AIM: Reproduce each of the following entries line for line, leaving out the pictures.

# Start of RECORD EXCERPTS

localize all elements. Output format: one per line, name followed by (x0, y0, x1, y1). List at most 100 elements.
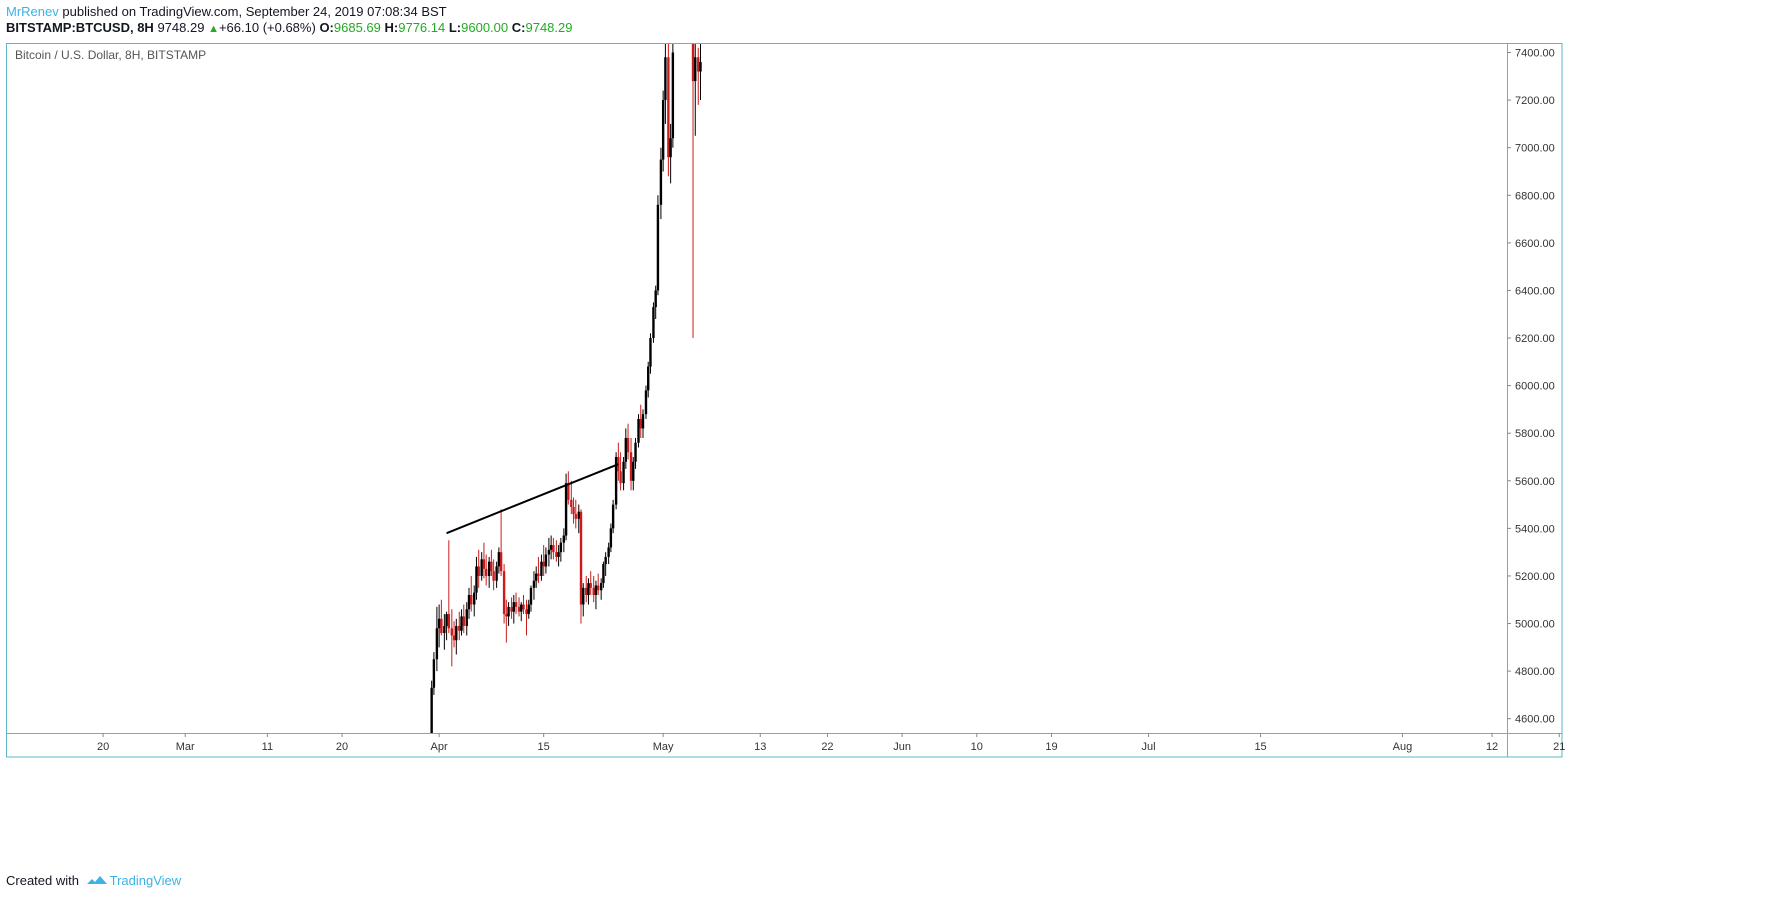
candle-body (570, 499, 573, 507)
candle-body (697, 57, 700, 72)
x-tick-label: 19 (1045, 741, 1057, 753)
candle-body (589, 583, 592, 588)
high-label: H: (384, 20, 399, 35)
candle-body (694, 57, 697, 82)
candle-body (430, 687, 433, 733)
candle-body (582, 587, 585, 605)
candle-body (644, 390, 648, 415)
candle-body (649, 338, 652, 367)
published-text: published on TradingView.com, September … (62, 4, 447, 19)
author-link[interactable]: MrRenev (6, 4, 59, 19)
candle-body (577, 511, 580, 519)
y-tick-label: 5800.00 (1515, 428, 1555, 440)
candle-body (699, 62, 702, 72)
candle-body (487, 561, 491, 576)
x-tick-label: 15 (538, 741, 550, 753)
x-tick-label: Jul (1142, 741, 1156, 753)
chart-title: Bitcoin / U.S. Dollar, 8H, BITSTAMP (15, 48, 206, 62)
candle-body (484, 568, 488, 576)
candle-body (559, 542, 563, 553)
y-tick-label: 4600.00 (1515, 714, 1555, 726)
y-tick-label: 5000.00 (1515, 619, 1555, 631)
candle-body (549, 545, 553, 550)
candle-body (592, 587, 595, 595)
x-tick-label: 20 (336, 741, 348, 753)
y-tick-label: 5600.00 (1515, 476, 1555, 488)
y-tick-label: 6600.00 (1515, 238, 1555, 250)
chart-frame (6, 43, 1563, 758)
x-tick-label: 15 (1254, 741, 1266, 753)
open-label: O: (319, 20, 334, 35)
candle-body (667, 57, 670, 158)
candle-body (619, 471, 622, 484)
candle-body (535, 573, 538, 581)
x-tick-label: 22 (821, 741, 833, 753)
chart-container[interactable]: 4600.00 4800.00 5000.00 5200.00 5400.00 5600.… (6, 43, 1782, 863)
candle-body (537, 573, 540, 576)
candle-body (432, 659, 436, 688)
candle-body (440, 618, 443, 634)
candle-body (544, 554, 548, 567)
candle-body (652, 307, 655, 339)
candle-body (557, 552, 560, 557)
ohlc-line: BITSTAMP:BTCUSD, 8H 9748.29 ▲+66.10 (+0.… (6, 20, 572, 37)
up-arrow-icon: ▲ (208, 23, 219, 35)
candle-body (664, 57, 667, 101)
y-tick-label: 6000.00 (1515, 381, 1555, 393)
candle-body (585, 587, 588, 595)
x-tick-label: Jun (893, 741, 911, 753)
candle-body (629, 452, 633, 481)
y-tick-label: 6400.00 (1515, 285, 1555, 297)
publish-line: MrRenev published on TradingView.com, Se… (6, 4, 447, 20)
close-value: 9748.29 (525, 20, 573, 35)
candle-body (467, 595, 471, 610)
candle-body (572, 506, 575, 515)
low-label: L: (448, 20, 462, 35)
candle-body (579, 511, 583, 605)
x-tick-label: 11 (262, 741, 273, 753)
candle-body (632, 461, 635, 481)
candle-body (669, 138, 672, 158)
candle-body (507, 606, 510, 617)
candle-body (532, 580, 536, 588)
y-tick-label: 4800.00 (1515, 666, 1555, 678)
y-tick-label: 6800.00 (1515, 190, 1555, 202)
candle-body (602, 564, 605, 584)
candle-body (452, 635, 456, 641)
candle-body (634, 442, 637, 462)
y-tick-label: 7400.00 (1515, 48, 1555, 60)
x-tick-label: 20 (97, 741, 109, 753)
candle-body (567, 483, 570, 500)
candle-body (587, 583, 590, 595)
tradingview-link[interactable]: TradingView (109, 873, 182, 888)
candle-body (626, 437, 630, 453)
x-tick-label: 12 (1486, 741, 1498, 753)
candle-body (480, 559, 483, 576)
candle-body (502, 571, 506, 615)
candle-body (562, 535, 566, 543)
candle-body (477, 566, 480, 576)
tradingview-logo-icon (86, 874, 108, 890)
price-change: +66.10 (+0.68%) (218, 20, 316, 35)
candle-body (604, 556, 607, 565)
candle-body (641, 414, 645, 429)
candle-body (505, 614, 508, 617)
candle-body (455, 625, 458, 641)
x-tick-label: Apr (431, 741, 448, 753)
candle-body (517, 606, 521, 612)
last-price: 9748.29 (157, 20, 205, 35)
open-value: 9685.69 (333, 20, 381, 35)
candle-body (470, 595, 473, 605)
y-tick-label: 7200.00 (1515, 95, 1555, 107)
y-tick-label: 7000.00 (1515, 143, 1555, 155)
candle-body (495, 566, 498, 581)
low-value: 9600.00 (461, 20, 509, 35)
candle-body (671, 52, 675, 139)
candle-body (490, 561, 493, 572)
candle-body (654, 290, 657, 308)
candle-body (525, 609, 528, 615)
candlestick-chart[interactable]: 4600.00 4800.00 5000.00 5200.00 5400.00 5600.… (6, 43, 1782, 863)
candle-body (435, 628, 439, 660)
candle-body (609, 528, 613, 548)
y-tick-label: 6200.00 (1515, 333, 1555, 345)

# End of RECORD EXCERPTS

IN RESPONSE:
localize all elements. Output format: one per line, name followed by (x0, y0, x1, y1). List at most 100 elements.
candle-body (570, 499, 573, 507)
candle-body (697, 57, 700, 72)
x-tick-label: 19 (1045, 741, 1057, 753)
candle-body (589, 583, 592, 588)
high-label: H: (384, 20, 399, 35)
candle-body (694, 57, 697, 82)
candle-body (430, 687, 433, 733)
candle-body (582, 587, 585, 605)
candle-body (644, 390, 648, 415)
candle-body (649, 338, 652, 367)
published-text: published on TradingView.com, September … (62, 4, 447, 19)
author-link[interactable]: MrRenev (6, 4, 59, 19)
candle-body (577, 511, 580, 519)
y-tick-label: 5800.00 (1515, 428, 1555, 440)
candle-body (699, 62, 702, 72)
candle-body (487, 561, 491, 576)
x-tick-label: 15 (538, 741, 550, 753)
x-tick-label: Jul (1142, 741, 1156, 753)
chart-title: Bitcoin / U.S. Dollar, 8H, BITSTAMP (15, 48, 206, 62)
candle-body (484, 568, 488, 576)
candle-body (559, 542, 563, 553)
y-tick-label: 4600.00 (1515, 714, 1555, 726)
y-tick-label: 5000.00 (1515, 619, 1555, 631)
candle-body (549, 545, 553, 550)
candle-body (592, 587, 595, 595)
x-tick-label: 20 (336, 741, 348, 753)
y-tick-label: 5600.00 (1515, 476, 1555, 488)
y-tick-label: 6600.00 (1515, 238, 1555, 250)
chart-frame (6, 43, 1563, 758)
x-tick-label: 15 (1254, 741, 1266, 753)
open-label: O: (319, 20, 334, 35)
candle-body (667, 57, 670, 158)
candle-body (619, 471, 622, 484)
candle-body (535, 573, 538, 581)
x-tick-label: 22 (821, 741, 833, 753)
chart-container[interactable]: 4600.00 4800.00 5000.00 5200.00 5400.00 5600.… (6, 43, 1782, 863)
candle-body (537, 573, 540, 576)
candle-body (432, 659, 436, 688)
candle-body (440, 618, 443, 634)
candle-body (544, 554, 548, 567)
candle-body (652, 307, 655, 339)
candle-body (557, 552, 560, 557)
ohlc-line: BITSTAMP:BTCUSD, 8H 9748.29 ▲+66.10 (+0.… (6, 20, 572, 37)
up-arrow-icon: ▲ (208, 23, 219, 35)
candle-body (664, 57, 667, 101)
y-tick-label: 6000.00 (1515, 381, 1555, 393)
candle-body (585, 587, 588, 595)
x-tick-label: Jun (893, 741, 911, 753)
candle-body (629, 452, 633, 481)
y-tick-label: 6400.00 (1515, 285, 1555, 297)
publish-line: MrRenev published on TradingView.com, Se… (6, 4, 447, 20)
close-value: 9748.29 (525, 20, 573, 35)
candle-body (467, 595, 471, 610)
candle-body (572, 506, 575, 515)
low-label: L: (448, 20, 462, 35)
candle-body (579, 511, 583, 605)
x-tick-label: 11 (262, 741, 273, 753)
candle-body (632, 461, 635, 481)
candle-body (669, 138, 672, 158)
candle-body (507, 606, 510, 617)
candle-body (532, 580, 536, 588)
y-tick-label: 4800.00 (1515, 666, 1555, 678)
y-tick-label: 6800.00 (1515, 190, 1555, 202)
candle-body (602, 564, 605, 584)
candle-body (452, 635, 456, 641)
candle-body (634, 442, 637, 462)
y-tick-label: 7400.00 (1515, 48, 1555, 60)
x-tick-label: 20 (97, 741, 109, 753)
candle-body (567, 483, 570, 500)
candle-body (587, 583, 590, 595)
tradingview-link[interactable]: TradingView (109, 873, 182, 888)
candle-body (626, 437, 630, 453)
x-tick-label: 12 (1486, 741, 1498, 753)
candle-body (480, 559, 483, 576)
candle-body (502, 571, 506, 615)
candle-body (562, 535, 566, 543)
candle-body (477, 566, 480, 576)
tradingview-logo-icon (86, 874, 108, 890)
price-change: +66.10 (+0.68%) (218, 20, 316, 35)
candle-body (604, 556, 607, 565)
candle-body (641, 414, 645, 429)
candle-body (505, 614, 508, 617)
candle-body (455, 625, 458, 641)
x-tick-label: Apr (431, 741, 448, 753)
candle-body (517, 606, 521, 612)
last-price: 9748.29 (157, 20, 205, 35)
open-value: 9685.69 (333, 20, 381, 35)
candle-body (470, 595, 473, 605)
y-tick-label: 7200.00 (1515, 95, 1555, 107)
y-tick-label: 7000.00 (1515, 143, 1555, 155)
candle-body (495, 566, 498, 581)
low-value: 9600.00 (461, 20, 509, 35)
candle-body (671, 52, 675, 139)
candle-body (490, 561, 493, 572)
candle-body (654, 290, 657, 308)
candle-body (525, 609, 528, 615)
candlestick-chart[interactable]: 4600.00 4800.00 5000.00 5200.00 5400.00 5600.… (6, 43, 1782, 863)
candle-body (435, 628, 439, 660)
candle-body (609, 528, 613, 548)
y-tick-label: 6200.00 (1515, 333, 1555, 345)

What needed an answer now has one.